- [Aim of the task]: Below are some records; return each one exactly.

- [Supplied material]:
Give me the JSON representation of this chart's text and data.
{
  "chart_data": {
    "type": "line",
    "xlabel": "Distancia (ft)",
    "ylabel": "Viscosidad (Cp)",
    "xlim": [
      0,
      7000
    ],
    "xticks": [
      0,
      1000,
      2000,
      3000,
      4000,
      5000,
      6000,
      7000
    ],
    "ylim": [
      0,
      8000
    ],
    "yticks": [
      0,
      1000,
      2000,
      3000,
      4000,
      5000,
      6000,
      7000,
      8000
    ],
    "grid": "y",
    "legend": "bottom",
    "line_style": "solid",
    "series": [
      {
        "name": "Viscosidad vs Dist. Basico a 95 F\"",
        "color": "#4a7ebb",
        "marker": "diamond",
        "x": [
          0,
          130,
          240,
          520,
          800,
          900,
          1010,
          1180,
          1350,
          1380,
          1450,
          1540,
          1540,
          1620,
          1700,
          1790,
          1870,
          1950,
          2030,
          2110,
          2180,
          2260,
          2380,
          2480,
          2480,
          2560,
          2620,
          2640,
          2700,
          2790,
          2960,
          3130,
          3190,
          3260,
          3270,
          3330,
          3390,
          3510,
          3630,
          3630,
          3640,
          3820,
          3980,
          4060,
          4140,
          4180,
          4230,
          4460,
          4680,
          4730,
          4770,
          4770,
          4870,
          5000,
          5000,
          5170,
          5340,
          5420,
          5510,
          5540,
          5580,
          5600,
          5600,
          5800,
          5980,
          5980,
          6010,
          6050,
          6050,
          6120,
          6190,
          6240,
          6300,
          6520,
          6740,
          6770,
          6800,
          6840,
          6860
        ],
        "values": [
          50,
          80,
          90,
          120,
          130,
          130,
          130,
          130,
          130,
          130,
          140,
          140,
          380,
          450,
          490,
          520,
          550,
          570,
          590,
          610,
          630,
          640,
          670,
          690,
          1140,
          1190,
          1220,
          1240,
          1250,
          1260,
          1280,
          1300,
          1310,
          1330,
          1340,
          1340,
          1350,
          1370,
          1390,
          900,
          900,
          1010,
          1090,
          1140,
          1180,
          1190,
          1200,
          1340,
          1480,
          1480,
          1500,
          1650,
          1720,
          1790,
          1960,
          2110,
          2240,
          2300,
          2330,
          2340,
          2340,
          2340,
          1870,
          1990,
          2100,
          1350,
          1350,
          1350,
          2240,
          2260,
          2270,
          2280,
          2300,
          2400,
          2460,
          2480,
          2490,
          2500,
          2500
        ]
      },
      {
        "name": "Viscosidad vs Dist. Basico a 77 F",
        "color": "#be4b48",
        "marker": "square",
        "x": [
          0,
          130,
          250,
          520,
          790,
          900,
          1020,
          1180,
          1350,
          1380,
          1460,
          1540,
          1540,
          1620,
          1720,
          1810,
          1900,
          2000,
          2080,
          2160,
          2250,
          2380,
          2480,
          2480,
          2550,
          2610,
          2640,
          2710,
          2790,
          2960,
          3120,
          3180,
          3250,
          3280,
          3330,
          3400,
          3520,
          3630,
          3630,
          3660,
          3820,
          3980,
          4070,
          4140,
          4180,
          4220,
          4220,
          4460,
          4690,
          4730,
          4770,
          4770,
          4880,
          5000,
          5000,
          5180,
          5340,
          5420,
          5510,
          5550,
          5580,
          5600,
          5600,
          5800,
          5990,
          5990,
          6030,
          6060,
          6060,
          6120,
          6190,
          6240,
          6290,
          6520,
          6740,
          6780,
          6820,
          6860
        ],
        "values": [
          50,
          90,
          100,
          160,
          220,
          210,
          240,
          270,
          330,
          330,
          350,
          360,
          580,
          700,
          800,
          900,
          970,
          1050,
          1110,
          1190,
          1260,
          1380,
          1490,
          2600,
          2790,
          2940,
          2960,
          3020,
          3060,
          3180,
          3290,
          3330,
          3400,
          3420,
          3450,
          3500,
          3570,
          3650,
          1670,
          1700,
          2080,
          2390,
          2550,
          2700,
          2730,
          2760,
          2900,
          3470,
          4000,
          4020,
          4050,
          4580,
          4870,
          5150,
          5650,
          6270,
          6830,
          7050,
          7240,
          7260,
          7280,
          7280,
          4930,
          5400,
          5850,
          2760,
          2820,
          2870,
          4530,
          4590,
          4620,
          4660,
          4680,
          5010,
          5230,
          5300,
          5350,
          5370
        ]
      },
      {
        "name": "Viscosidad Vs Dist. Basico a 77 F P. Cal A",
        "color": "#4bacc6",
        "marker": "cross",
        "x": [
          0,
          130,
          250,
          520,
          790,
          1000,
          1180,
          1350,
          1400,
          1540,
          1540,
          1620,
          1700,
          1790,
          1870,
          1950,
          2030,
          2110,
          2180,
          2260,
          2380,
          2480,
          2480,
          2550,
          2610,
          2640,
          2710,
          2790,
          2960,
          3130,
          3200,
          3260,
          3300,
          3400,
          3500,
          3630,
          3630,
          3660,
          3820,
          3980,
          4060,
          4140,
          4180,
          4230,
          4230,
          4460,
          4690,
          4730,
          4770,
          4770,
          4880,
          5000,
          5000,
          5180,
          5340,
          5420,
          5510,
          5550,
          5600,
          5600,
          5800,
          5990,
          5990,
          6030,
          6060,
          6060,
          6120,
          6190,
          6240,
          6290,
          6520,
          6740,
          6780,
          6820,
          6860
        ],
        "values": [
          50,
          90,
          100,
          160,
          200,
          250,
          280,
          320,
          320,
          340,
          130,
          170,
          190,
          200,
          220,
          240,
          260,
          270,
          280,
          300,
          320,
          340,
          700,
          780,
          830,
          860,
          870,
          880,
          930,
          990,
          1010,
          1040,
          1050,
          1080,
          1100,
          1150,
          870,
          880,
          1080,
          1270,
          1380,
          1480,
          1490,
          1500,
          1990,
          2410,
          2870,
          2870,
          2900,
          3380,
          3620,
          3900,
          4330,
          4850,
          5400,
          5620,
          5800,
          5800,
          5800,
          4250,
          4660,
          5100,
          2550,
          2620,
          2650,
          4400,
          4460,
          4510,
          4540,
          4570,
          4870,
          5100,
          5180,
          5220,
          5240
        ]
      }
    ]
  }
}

- [Exercise output]:
Give me the JSON representation of this chart's text and data.
{
  "chart_data": {
    "type": "line",
    "xlabel": "Distancia (ft)",
    "ylabel": "Viscosidad (Cp)",
    "xlim": [
      0,
      7000
    ],
    "xticks": [
      0,
      1000,
      2000,
      3000,
      4000,
      5000,
      6000,
      7000
    ],
    "ylim": [
      0,
      8000
    ],
    "yticks": [
      0,
      1000,
      2000,
      3000,
      4000,
      5000,
      6000,
      7000,
      8000
    ],
    "grid": "y",
    "legend": "bottom",
    "line_style": "solid",
    "series": [
      {
        "name": "Viscosidad vs Dist. Basico a 95 F\"",
        "color": "#4a7ebb",
        "marker": "diamond",
        "x": [
          0,
          130,
          240,
          520,
          800,
          900,
          1010,
          1180,
          1350,
          1380,
          1450,
          1540,
          1540,
          1620,
          1700,
          1790,
          1870,
          1950,
          2030,
          2110,
          2180,
          2260,
          2380,
          2480,
          2480,
          2560,
          2620,
          2640,
          2700,
          2790,
          2960,
          3130,
          3190,
          3260,
          3270,
          3330,
          3390,
          3510,
          3630,
          3630,
          3640,
          3820,
          3980,
          4060,
          4140,
          4180,
          4230,
          4460,
          4680,
          4730,
          4770,
          4770,
          4870,
          5000,
          5000,
          5170,
          5340,
          5420,
          5510,
          5540,
          5580,
          5600,
          5600,
          5800,
          5980,
          5980,
          6010,
          6050,
          6050,
          6120,
          6190,
          6240,
          6300,
          6520,
          6740,
          6770,
          6800,
          6840,
          6860
        ],
        "values": [
          50,
          80,
          90,
          120,
          130,
          130,
          130,
          130,
          130,
          130,
          140,
          140,
          380,
          450,
          490,
          520,
          550,
          570,
          590,
          610,
          630,
          640,
          670,
          690,
          1140,
          1190,
          1220,
          1240,
          1250,
          1260,
          1280,
          1300,
          1310,
          1330,
          1340,
          1340,
          1350,
          1370,
          1390,
          900,
          900,
          1010,
          1090,
          1140,
          1180,
          1190,
          1200,
          1340,
          1480,
          1480,
          1500,
          1650,
          1720,
          1790,
          1960,
          2110,
          2240,
          2300,
          2330,
          2340,
          2340,
          2340,
          1870,
          1990,
          2100,
          1350,
          1350,
          1350,
          2240,
          2260,
          2270,
          2280,
          2300,
          2400,
          2460,
          2480,
          2490,
          2500,
          2500
        ]
      },
      {
        "name": "Viscosidad vs Dist. Basico a 77 F",
        "color": "#be4b48",
        "marker": "square",
        "x": [
          0,
          130,
          250,
          520,
          790,
          900,
          1020,
          1180,
          1350,
          1380,
          1460,
          1540,
          1540,
          1620,
          1720,
          1810,
          1900,
          2000,
          2080,
          2160,
          2250,
          2380,
          2480,
          2480,
          2550,
          2610,
          2640,
          2710,
          2790,
          2960,
          3120,
          3180,
          3250,
          3280,
          3330,
          3400,
          3520,
          3630,
          3630,
          3660,
          3820,
          3980,
          4070,
          4140,
          4180,
          4220,
          4220,
          4460,
          4690,
          4730,
          4770,
          4770,
          4880,
          5000,
          5000,
          5180,
          5340,
          5420,
          5510,
          5550,
          5580,
          5600,
          5600,
          5800,
          5990,
          5990,
          6030,
          6060,
          6060,
          6120,
          6190,
          6240,
          6290,
          6520,
          6740,
          6780,
          6820,
          6860
        ],
        "values": [
          50,
          90,
          100,
          160,
          220,
          210,
          240,
          270,
          330,
          330,
          350,
          360,
          580,
          700,
          800,
          900,
          970,
          1050,
          1110,
          1190,
          1260,
          1380,
          1490,
          2600,
          2790,
          2940,
          2960,
          3020,
          3060,
          3180,
          3290,
          3330,
          3400,
          3420,
          3450,
          3500,
          3570,
          3650,
          1670,
          1700,
          2080,
          2390,
          2550,
          2700,
          2730,
          2760,
          2900,
          3470,
          4000,
          4020,
          4050,
          4580,
          4870,
          5150,
          5650,
          6270,
          6830,
          7050,
          7240,
          7260,
          7280,
          7280,
          4930,
          5400,
          5850,
          2760,
          2820,
          2870,
          4530,
          4590,
          4620,
          4660,
          4680,
          5010,
          5230,
          5300,
          5350,
          5370
        ]
      },
      {
        "name": "Viscosidad Vs Dist. Basico a 77 F P. Cal A",
        "color": "#4bacc6",
        "marker": "cross",
        "x": [
          0,
          130,
          250,
          520,
          790,
          1000,
          1180,
          1350,
          1400,
          1540,
          1540,
          1620,
          1700,
          1790,
          1870,
          1950,
          2030,
          2110,
          2180,
          2260,
          2380,
          2480,
          2480,
          2550,
          2610,
          2640,
          2710,
          2790,
          2960,
          3130,
          3200,
          3260,
          3300,
          3400,
          3500,
          3630,
          3630,
          3660,
          3820,
          3980,
          4060,
          4140,
          4180,
          4230,
          4230,
          4460,
          4690,
          4730,
          4770,
          4770,
          4880,
          5000,
          5000,
          5180,
          5340,
          5420,
          5510,
          5550,
          5600,
          5600,
          5800,
          5990,
          5990,
          6030,
          6060,
          6060,
          6120,
          6190,
          6240,
          6290,
          6520,
          6740,
          6780,
          6820,
          6860
        ],
        "values": [
          50,
          90,
          100,
          160,
          200,
          250,
          280,
          320,
          320,
          340,
          130,
          170,
          190,
          200,
          220,
          240,
          260,
          270,
          280,
          300,
          320,
          340,
          700,
          780,
          830,
          860,
          870,
          880,
          930,
          990,
          1010,
          1040,
          1050,
          1080,
          1100,
          1150,
          870,
          880,
          1080,
          1270,
          1380,
          1480,
          1490,
          1500,
          1990,
          2410,
          2870,
          2870,
          2900,
          3380,
          3620,
          3900,
          4330,
          4850,
          5400,
          5620,
          5800,
          5800,
          5800,
          4250,
          4660,
          5100,
          2550,
          2620,
          2650,
          4400,
          4460,
          4510,
          4540,
          4570,
          4870,
          5100,
          5180,
          5220,
          5240
        ]
      }
    ]
  }
}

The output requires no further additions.